#### Objective
In the listing below, pick out lines with "Xetra".

######

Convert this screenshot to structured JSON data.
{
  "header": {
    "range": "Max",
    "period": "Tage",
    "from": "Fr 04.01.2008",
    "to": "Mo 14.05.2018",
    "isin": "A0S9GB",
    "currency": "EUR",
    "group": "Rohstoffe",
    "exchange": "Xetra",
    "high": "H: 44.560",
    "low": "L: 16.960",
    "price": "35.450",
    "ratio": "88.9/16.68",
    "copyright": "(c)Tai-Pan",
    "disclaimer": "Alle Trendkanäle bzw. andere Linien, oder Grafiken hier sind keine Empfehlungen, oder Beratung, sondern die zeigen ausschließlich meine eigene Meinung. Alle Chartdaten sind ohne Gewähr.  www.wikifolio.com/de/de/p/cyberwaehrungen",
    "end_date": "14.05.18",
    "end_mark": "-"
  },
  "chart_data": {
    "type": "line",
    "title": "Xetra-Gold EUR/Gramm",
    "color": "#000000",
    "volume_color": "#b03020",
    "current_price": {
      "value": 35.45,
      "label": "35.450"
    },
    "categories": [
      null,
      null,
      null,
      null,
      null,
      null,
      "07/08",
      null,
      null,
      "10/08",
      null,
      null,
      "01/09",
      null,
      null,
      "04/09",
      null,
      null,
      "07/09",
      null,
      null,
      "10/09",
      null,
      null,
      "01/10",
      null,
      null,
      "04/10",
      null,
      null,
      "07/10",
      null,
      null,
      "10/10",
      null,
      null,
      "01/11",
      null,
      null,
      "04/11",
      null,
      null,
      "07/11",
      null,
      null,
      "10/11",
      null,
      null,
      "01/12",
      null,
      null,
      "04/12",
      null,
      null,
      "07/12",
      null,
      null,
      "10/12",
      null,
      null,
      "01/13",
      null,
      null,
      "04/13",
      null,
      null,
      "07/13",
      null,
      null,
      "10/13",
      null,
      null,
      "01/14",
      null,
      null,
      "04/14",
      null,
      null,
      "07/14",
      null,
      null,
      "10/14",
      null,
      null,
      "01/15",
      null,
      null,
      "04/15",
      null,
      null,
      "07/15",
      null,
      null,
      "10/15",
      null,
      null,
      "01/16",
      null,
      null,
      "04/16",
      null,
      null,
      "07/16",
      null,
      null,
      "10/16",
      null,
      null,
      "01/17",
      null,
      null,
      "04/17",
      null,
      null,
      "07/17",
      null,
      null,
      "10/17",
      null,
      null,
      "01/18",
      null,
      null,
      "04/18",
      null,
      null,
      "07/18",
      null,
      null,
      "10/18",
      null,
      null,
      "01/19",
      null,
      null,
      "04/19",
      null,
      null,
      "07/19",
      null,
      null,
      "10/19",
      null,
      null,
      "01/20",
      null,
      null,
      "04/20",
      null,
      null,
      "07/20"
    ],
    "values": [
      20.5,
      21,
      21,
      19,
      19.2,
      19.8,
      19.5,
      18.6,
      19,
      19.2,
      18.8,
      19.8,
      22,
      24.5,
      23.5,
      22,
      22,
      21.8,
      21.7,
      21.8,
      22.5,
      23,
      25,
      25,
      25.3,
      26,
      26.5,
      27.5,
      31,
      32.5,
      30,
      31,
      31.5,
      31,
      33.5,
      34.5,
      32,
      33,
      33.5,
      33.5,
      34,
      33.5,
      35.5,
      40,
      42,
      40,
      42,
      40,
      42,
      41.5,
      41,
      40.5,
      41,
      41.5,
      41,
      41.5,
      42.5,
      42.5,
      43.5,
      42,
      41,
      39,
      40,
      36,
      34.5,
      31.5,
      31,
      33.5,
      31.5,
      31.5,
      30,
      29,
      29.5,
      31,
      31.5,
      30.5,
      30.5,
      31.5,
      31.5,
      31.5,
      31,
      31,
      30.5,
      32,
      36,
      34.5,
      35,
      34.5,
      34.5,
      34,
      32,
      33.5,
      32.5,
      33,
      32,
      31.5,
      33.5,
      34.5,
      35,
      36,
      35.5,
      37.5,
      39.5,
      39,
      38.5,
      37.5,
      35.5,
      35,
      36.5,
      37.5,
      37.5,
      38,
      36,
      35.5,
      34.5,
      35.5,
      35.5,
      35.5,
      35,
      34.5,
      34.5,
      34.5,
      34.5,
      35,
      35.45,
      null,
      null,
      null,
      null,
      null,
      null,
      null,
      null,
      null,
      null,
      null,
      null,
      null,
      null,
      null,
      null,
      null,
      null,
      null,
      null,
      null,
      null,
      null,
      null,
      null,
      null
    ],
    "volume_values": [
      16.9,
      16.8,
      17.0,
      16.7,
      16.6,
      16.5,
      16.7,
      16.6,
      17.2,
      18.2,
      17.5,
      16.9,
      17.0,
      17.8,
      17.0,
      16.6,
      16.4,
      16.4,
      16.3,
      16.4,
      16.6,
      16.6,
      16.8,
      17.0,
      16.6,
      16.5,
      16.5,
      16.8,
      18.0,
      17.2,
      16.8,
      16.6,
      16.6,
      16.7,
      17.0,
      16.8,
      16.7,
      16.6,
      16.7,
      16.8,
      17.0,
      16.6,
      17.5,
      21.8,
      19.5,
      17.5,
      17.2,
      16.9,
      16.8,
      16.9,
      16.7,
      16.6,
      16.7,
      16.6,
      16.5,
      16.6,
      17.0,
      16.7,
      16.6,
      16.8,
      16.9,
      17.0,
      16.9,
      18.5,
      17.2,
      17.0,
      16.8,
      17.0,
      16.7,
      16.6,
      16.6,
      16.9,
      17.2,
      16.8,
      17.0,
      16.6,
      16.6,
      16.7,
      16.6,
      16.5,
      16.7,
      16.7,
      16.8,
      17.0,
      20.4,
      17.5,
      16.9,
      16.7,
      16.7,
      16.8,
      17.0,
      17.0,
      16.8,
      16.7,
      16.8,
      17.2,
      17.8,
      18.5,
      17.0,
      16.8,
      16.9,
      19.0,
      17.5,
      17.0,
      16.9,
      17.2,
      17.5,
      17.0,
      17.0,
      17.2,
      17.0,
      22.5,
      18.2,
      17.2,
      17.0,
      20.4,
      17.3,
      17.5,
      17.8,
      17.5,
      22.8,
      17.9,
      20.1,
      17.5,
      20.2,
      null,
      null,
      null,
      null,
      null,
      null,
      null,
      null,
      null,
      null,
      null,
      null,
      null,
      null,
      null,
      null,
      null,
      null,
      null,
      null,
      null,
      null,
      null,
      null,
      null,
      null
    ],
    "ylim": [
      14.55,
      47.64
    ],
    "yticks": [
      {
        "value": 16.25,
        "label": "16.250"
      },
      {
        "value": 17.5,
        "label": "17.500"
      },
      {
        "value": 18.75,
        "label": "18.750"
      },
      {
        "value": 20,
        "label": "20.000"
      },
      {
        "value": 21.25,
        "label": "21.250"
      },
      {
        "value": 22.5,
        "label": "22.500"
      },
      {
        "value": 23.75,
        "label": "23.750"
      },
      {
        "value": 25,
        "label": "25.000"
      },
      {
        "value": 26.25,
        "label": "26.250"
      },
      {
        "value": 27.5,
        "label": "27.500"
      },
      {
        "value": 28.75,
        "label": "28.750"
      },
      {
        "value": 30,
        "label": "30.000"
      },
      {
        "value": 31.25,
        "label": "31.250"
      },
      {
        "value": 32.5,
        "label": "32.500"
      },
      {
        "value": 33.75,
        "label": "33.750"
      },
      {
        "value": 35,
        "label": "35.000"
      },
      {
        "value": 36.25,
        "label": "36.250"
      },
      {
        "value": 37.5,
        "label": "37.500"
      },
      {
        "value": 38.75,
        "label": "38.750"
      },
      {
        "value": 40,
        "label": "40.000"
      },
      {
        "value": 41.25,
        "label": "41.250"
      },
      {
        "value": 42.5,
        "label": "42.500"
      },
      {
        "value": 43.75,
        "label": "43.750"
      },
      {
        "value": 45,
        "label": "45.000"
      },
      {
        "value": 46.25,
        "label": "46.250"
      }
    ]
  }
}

######

#### Problem solution
    "exchange": "Xetra",
    "title": "Xetra-Gold EUR/Gramm",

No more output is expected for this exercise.